* [Records provided]:

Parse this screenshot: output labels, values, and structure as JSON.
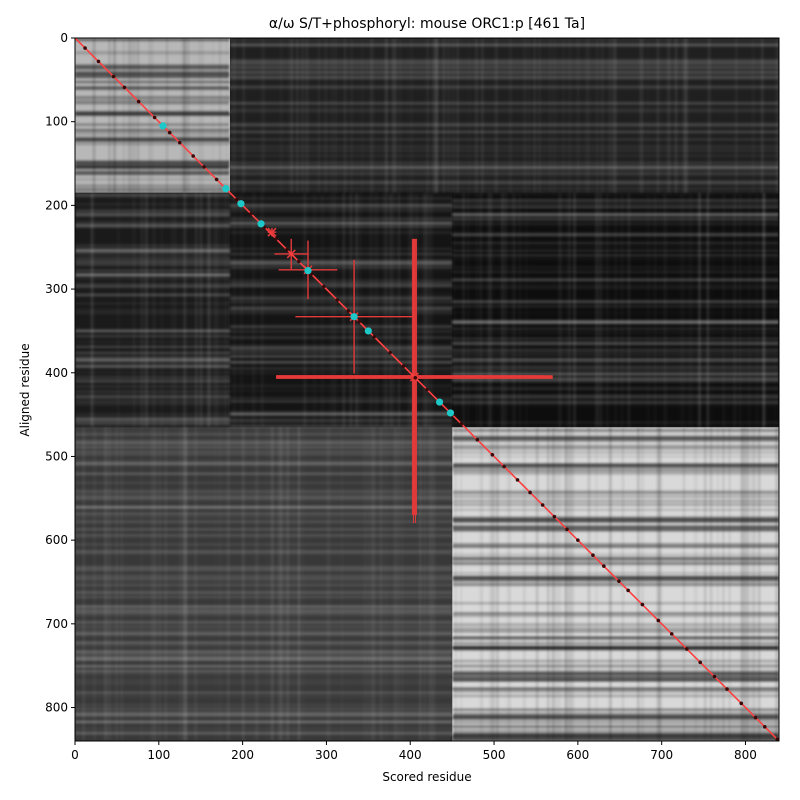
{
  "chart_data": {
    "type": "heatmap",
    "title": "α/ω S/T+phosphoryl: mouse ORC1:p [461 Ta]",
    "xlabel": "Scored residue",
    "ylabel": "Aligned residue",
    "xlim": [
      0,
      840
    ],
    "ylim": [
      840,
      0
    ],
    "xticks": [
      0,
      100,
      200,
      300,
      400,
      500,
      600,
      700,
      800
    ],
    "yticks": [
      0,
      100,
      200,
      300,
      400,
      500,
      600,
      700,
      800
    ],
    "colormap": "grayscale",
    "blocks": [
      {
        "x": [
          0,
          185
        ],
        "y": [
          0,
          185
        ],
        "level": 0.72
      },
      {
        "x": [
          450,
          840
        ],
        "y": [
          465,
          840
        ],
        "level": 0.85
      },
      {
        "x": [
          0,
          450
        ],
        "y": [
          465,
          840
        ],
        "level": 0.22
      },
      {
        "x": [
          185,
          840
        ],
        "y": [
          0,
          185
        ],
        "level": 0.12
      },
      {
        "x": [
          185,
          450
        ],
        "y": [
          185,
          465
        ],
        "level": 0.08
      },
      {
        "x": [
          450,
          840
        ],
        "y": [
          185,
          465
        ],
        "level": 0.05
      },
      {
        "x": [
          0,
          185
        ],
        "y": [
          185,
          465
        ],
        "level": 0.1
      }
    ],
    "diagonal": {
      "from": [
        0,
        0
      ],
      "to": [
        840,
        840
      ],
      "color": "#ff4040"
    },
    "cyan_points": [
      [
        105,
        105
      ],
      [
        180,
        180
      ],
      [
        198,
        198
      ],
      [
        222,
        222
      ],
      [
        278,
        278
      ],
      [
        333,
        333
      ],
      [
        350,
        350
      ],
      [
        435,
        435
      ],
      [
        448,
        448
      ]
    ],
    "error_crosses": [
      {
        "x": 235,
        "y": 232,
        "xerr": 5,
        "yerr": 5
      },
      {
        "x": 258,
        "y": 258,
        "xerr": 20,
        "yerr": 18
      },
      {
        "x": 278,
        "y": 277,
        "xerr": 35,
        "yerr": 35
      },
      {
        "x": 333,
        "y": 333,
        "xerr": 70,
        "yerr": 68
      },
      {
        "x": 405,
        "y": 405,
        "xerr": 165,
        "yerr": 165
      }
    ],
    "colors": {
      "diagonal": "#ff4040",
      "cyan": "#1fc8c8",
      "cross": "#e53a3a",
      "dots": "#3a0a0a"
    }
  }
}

* * *

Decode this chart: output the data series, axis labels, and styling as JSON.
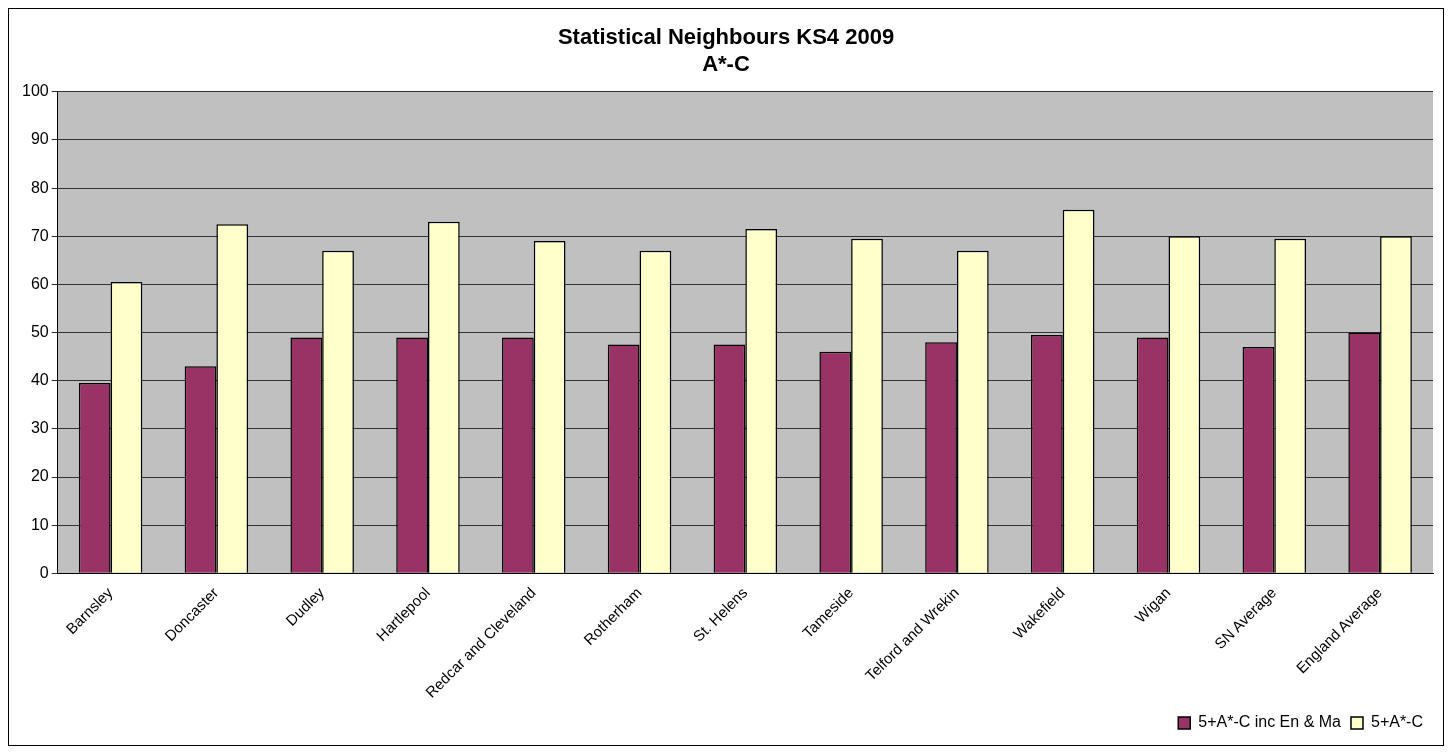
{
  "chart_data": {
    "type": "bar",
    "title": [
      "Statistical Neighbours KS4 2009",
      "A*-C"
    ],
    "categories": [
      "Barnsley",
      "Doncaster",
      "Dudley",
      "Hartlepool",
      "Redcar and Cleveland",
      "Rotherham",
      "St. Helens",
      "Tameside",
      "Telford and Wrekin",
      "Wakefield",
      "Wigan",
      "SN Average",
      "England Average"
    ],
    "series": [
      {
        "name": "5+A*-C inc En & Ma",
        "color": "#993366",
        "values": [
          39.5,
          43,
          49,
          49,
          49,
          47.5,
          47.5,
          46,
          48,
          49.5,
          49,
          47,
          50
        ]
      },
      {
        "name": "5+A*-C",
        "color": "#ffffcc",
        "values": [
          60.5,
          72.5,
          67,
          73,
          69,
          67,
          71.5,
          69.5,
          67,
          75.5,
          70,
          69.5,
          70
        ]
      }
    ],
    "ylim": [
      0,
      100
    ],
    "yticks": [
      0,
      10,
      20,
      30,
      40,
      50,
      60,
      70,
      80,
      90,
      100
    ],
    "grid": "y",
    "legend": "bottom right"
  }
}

* [Task details]: State the number of lines in the records that include "yerr", and write nothing else.

* [Result below]: 5